-- BEGIN --

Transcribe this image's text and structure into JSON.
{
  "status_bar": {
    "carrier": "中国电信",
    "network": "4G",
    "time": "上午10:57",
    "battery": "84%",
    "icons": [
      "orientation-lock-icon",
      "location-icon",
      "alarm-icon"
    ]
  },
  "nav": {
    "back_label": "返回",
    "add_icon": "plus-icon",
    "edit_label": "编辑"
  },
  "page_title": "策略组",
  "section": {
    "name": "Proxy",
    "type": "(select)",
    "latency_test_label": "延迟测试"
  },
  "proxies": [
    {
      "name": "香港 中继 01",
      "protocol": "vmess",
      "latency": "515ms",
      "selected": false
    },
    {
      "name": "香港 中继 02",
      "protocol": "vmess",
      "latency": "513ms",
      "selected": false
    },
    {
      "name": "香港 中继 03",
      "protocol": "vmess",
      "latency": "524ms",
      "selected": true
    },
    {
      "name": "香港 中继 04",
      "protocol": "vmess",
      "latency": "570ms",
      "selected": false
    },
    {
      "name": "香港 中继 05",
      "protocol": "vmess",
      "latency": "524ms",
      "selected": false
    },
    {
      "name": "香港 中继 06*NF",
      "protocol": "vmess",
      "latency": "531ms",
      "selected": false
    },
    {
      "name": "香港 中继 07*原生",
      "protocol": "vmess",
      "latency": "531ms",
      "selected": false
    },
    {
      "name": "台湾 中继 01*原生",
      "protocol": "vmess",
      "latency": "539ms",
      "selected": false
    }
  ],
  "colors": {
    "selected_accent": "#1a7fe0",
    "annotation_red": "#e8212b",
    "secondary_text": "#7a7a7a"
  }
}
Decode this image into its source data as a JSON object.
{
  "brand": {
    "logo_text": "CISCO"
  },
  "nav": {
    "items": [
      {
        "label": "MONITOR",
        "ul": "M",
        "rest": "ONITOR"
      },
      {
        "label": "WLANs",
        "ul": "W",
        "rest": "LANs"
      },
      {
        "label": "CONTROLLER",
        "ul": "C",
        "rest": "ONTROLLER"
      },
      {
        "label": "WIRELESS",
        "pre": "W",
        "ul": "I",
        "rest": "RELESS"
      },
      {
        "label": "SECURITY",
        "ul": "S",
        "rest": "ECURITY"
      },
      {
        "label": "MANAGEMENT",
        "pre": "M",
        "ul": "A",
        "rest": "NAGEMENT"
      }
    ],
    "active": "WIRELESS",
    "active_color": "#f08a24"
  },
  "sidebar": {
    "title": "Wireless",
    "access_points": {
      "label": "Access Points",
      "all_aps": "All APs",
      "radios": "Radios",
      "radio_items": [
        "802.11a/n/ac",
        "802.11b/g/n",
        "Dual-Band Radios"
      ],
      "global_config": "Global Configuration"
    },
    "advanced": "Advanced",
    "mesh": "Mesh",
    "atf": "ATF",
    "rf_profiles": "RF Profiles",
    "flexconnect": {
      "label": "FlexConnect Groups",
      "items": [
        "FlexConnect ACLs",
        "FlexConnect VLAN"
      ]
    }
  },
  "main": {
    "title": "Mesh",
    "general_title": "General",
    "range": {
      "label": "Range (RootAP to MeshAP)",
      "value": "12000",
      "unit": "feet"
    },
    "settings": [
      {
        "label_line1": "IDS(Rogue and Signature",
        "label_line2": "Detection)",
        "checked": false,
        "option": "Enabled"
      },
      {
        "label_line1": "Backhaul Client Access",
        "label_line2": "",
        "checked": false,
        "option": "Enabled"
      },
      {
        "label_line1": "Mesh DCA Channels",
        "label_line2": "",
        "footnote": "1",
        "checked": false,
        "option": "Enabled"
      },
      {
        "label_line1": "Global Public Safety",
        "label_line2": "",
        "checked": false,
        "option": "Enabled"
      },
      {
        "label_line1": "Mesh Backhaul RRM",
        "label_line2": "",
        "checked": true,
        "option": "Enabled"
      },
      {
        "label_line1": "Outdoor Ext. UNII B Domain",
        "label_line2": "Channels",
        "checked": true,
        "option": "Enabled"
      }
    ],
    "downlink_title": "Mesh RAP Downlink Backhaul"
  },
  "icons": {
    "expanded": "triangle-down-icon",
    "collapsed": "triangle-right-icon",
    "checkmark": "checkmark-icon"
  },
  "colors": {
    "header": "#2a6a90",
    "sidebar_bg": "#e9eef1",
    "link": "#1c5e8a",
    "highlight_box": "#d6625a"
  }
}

-- END --

**What this task involves:**
Filter the listing above for the string "image" and copy every matching line.

**Output of the exercise:**
Transcribe this image's text and structure into JSON.
Decode this image into its source data as a JSON object.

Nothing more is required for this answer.